-- Direction --
Find and copy each line of the records where the string "care" shows up.

-- Dataset excerpt --
· · · ·
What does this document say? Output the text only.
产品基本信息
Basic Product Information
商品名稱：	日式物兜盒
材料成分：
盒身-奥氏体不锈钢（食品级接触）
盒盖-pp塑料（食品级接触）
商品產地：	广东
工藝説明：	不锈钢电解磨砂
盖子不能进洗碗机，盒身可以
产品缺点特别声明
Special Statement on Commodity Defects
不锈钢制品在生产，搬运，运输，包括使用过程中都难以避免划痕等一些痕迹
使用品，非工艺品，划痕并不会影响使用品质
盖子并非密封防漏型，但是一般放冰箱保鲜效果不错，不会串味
· · · ·
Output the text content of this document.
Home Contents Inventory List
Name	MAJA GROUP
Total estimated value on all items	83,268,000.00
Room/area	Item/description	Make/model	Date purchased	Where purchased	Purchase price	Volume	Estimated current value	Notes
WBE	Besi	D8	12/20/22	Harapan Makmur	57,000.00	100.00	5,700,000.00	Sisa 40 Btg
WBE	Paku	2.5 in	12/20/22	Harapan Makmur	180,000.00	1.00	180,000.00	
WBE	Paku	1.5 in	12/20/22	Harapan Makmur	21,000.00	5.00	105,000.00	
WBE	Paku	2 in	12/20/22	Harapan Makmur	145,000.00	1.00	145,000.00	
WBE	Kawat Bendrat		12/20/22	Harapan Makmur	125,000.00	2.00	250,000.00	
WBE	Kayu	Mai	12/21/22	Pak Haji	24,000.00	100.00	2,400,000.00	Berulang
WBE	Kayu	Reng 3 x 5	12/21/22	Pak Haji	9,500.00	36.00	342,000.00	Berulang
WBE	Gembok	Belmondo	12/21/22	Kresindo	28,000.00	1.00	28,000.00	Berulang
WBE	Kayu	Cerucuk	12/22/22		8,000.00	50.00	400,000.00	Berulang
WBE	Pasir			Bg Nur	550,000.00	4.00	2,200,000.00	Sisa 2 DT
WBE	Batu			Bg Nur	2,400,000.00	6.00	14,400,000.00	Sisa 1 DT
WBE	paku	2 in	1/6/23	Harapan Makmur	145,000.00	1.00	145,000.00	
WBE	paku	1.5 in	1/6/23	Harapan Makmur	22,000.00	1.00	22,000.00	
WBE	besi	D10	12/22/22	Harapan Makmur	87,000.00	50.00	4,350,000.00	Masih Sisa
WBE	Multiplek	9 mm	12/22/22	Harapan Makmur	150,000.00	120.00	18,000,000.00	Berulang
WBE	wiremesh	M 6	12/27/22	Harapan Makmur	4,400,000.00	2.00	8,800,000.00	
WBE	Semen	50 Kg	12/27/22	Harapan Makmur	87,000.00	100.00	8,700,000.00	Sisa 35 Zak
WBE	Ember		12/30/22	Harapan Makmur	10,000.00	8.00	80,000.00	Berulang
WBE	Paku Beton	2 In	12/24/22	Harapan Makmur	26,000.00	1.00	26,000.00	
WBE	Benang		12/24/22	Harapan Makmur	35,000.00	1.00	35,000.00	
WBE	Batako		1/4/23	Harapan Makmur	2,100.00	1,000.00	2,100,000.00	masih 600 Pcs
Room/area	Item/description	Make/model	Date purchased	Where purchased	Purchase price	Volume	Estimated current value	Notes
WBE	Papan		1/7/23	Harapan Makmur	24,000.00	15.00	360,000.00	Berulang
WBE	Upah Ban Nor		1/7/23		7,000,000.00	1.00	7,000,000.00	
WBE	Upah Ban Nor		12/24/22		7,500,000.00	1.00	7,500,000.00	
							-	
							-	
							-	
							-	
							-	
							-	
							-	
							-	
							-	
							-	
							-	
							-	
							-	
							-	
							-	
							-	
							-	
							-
· · · ·
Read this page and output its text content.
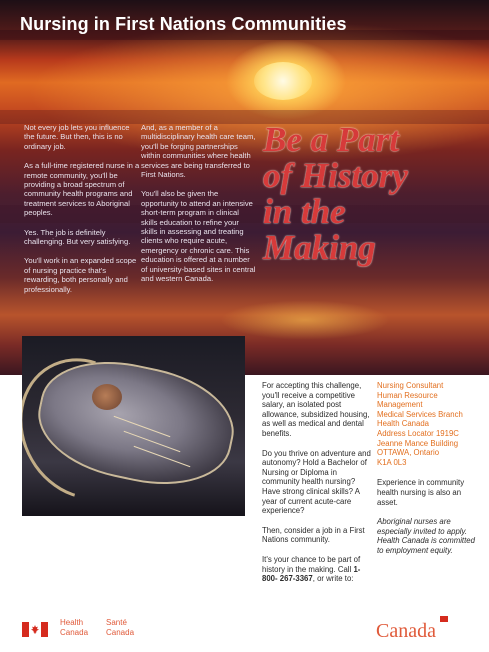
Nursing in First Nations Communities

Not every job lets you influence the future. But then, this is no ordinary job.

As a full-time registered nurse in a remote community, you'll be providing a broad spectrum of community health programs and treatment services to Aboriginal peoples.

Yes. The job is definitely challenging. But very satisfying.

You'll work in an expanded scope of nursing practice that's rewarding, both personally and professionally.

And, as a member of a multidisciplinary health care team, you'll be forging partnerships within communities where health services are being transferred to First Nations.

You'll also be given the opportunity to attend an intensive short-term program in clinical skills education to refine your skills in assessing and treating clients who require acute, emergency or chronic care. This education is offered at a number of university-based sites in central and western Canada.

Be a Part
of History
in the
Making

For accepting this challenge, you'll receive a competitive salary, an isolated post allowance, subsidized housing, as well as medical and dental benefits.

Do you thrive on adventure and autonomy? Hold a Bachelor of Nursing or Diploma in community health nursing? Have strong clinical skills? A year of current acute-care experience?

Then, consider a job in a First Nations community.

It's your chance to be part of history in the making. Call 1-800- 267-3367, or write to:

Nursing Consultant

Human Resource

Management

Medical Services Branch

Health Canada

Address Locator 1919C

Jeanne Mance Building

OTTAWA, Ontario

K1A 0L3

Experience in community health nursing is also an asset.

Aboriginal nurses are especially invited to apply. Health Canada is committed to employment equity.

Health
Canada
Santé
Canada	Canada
· · · ·
-- The answer --
And, as a member of a multidisciplinary health care team, you'll be forging partnerships within communities where health services are being transferred to First Nations.
You'll also be given the opportunity to attend an intensive short-term program in clinical skills education to refine your skills in assessing and treating clients who require acute, emergency or chronic care. This education is offered at a number of university-based sites in central and western Canada.
Do you thrive on adventure and autonomy? Hold a Bachelor of Nursing or Diploma in community health nursing? Have strong clinical skills? A year of current acute-care experience?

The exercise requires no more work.